### Stated goal
Copy out the lines word for word, starting with the first line and going on through the line with "Text: 13: 13 xyxy=(57,66,73,78)".

### Records supplied
--- BEGIN ---
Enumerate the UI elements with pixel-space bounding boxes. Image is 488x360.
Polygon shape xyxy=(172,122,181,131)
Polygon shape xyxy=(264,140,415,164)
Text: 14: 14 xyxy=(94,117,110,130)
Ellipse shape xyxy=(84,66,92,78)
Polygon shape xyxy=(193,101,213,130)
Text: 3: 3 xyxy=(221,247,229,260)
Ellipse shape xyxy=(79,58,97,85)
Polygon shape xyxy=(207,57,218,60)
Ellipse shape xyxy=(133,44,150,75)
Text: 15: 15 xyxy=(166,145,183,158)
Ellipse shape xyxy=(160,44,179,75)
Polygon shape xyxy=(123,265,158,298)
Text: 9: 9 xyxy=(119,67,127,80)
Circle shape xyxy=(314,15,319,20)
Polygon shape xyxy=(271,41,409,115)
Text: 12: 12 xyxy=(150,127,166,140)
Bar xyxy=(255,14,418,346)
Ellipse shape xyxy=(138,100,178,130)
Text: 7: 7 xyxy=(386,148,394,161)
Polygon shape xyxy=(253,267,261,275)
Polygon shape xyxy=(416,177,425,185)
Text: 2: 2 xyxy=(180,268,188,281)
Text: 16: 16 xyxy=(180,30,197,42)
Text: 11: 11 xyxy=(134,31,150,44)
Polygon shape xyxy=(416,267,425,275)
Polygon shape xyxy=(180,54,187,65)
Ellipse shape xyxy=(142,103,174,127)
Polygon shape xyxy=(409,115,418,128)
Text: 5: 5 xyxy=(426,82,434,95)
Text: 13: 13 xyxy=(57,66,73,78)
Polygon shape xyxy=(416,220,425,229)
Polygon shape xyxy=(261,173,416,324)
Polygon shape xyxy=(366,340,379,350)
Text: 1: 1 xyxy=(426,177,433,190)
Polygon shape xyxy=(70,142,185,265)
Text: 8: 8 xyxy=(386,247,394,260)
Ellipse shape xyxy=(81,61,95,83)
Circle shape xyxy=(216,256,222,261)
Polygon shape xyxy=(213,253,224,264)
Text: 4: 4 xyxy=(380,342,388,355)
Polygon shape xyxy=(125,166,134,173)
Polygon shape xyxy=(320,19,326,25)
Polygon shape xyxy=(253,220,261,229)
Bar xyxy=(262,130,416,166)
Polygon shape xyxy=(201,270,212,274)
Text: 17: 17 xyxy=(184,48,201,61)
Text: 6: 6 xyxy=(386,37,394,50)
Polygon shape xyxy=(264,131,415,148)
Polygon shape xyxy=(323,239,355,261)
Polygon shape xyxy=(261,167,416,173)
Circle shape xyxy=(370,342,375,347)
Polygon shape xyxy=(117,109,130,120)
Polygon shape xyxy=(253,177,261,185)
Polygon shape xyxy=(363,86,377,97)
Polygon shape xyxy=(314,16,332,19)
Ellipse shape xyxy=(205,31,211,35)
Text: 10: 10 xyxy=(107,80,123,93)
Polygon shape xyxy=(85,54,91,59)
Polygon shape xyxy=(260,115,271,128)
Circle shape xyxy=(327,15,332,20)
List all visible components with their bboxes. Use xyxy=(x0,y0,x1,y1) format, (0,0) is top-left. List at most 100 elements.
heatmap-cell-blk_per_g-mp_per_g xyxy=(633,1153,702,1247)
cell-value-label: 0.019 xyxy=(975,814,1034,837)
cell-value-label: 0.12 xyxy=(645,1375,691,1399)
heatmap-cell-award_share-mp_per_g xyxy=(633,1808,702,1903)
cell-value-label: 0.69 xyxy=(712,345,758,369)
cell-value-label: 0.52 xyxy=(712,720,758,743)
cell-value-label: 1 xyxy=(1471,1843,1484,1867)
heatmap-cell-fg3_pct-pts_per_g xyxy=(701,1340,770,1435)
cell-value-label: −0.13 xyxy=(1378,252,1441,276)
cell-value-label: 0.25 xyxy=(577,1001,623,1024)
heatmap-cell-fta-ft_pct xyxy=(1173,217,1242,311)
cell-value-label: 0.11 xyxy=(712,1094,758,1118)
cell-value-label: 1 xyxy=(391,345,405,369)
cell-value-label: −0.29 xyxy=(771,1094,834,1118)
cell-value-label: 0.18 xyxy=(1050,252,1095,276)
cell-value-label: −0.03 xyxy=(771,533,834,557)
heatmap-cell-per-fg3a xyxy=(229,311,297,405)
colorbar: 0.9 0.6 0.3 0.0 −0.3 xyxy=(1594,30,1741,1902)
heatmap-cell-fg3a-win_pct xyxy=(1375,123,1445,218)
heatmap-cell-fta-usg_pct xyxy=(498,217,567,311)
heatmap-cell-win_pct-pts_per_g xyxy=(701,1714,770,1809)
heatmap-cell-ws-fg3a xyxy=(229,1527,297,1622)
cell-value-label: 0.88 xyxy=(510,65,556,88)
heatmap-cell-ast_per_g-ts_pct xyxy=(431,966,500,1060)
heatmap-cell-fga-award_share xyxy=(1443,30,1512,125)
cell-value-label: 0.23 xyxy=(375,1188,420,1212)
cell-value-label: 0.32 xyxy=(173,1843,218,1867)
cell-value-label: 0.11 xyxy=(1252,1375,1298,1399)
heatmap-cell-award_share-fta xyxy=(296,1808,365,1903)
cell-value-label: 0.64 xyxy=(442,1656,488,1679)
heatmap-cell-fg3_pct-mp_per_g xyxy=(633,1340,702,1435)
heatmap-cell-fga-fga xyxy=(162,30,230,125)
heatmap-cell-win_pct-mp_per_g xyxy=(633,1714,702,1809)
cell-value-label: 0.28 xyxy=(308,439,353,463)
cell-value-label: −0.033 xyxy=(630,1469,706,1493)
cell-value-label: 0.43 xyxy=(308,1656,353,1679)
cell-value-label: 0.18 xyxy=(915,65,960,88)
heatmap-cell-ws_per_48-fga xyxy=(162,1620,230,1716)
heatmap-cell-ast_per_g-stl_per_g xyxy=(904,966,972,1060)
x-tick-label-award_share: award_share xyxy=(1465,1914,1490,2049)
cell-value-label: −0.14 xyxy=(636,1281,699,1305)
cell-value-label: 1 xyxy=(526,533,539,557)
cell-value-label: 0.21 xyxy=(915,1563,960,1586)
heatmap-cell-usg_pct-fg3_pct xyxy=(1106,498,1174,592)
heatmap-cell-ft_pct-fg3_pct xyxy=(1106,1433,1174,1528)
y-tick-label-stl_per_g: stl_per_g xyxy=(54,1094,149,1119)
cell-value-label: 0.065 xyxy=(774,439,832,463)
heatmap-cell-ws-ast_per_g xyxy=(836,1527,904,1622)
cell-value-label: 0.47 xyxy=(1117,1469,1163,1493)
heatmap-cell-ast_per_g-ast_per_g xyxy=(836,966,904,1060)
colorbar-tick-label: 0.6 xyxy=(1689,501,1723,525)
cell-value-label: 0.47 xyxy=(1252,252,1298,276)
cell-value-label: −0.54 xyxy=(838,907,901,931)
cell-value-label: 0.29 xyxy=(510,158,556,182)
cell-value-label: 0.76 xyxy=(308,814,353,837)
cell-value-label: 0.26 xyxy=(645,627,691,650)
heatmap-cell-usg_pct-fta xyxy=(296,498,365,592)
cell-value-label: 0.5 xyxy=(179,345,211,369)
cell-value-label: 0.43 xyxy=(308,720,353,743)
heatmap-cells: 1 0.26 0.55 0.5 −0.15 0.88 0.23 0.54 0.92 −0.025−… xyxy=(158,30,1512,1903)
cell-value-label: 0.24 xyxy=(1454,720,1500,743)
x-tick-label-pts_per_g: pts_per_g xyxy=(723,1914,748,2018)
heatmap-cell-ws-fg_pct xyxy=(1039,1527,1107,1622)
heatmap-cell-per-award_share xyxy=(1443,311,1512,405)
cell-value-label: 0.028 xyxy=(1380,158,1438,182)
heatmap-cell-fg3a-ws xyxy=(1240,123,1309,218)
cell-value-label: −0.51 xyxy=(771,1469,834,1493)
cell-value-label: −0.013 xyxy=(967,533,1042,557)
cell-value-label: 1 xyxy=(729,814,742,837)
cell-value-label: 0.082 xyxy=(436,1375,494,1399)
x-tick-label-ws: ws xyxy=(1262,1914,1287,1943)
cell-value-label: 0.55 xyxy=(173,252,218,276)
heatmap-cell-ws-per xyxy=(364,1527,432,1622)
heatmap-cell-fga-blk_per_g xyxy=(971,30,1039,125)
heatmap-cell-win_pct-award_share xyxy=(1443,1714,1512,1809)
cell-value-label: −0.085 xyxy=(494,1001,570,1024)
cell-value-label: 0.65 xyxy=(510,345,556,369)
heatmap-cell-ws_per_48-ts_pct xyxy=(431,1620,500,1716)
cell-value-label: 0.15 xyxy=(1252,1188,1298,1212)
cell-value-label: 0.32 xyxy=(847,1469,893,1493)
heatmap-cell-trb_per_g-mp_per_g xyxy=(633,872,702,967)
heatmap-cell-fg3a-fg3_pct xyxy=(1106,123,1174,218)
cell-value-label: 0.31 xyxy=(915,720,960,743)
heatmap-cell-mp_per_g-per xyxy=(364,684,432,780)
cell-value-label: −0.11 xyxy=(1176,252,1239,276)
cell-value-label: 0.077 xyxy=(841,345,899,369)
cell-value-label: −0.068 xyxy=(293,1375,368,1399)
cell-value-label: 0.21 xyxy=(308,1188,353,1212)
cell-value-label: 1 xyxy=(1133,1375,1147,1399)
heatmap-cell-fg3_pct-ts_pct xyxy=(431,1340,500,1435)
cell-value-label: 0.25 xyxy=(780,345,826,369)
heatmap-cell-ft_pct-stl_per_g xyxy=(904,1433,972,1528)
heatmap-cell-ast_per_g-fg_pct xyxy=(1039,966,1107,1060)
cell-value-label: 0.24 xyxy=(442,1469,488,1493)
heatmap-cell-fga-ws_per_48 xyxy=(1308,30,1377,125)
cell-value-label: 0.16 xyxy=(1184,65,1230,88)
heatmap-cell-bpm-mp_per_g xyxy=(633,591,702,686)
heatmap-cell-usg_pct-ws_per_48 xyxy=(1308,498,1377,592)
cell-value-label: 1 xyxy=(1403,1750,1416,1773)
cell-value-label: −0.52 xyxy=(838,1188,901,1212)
--- END ---
### Task result
Enumerate the UI elements with pixel-space bounding boxes. Image is 488x360.
Polygon shape xyxy=(172,122,181,131)
Polygon shape xyxy=(264,140,415,164)
Text: 14: 14 xyxy=(94,117,110,130)
Ellipse shape xyxy=(84,66,92,78)
Polygon shape xyxy=(193,101,213,130)
Text: 3: 3 xyxy=(221,247,229,260)
Ellipse shape xyxy=(79,58,97,85)
Polygon shape xyxy=(207,57,218,60)
Ellipse shape xyxy=(133,44,150,75)
Text: 15: 15 xyxy=(166,145,183,158)
Ellipse shape xyxy=(160,44,179,75)
Polygon shape xyxy=(123,265,158,298)
Text: 9: 9 xyxy=(119,67,127,80)
Circle shape xyxy=(314,15,319,20)
Polygon shape xyxy=(271,41,409,115)
Text: 12: 12 xyxy=(150,127,166,140)
Bar xyxy=(255,14,418,346)
Ellipse shape xyxy=(138,100,178,130)
Text: 7: 7 xyxy=(386,148,394,161)
Polygon shape xyxy=(253,267,261,275)
Polygon shape xyxy=(416,177,425,185)
Text: 2: 2 xyxy=(180,268,188,281)
Text: 16: 16 xyxy=(180,30,197,42)
Text: 11: 11 xyxy=(134,31,150,44)
Polygon shape xyxy=(416,267,425,275)
Polygon shape xyxy=(180,54,187,65)
Ellipse shape xyxy=(142,103,174,127)
Polygon shape xyxy=(409,115,418,128)
Text: 5: 5 xyxy=(426,82,434,95)
Text: 13: 13 xyxy=(57,66,73,78)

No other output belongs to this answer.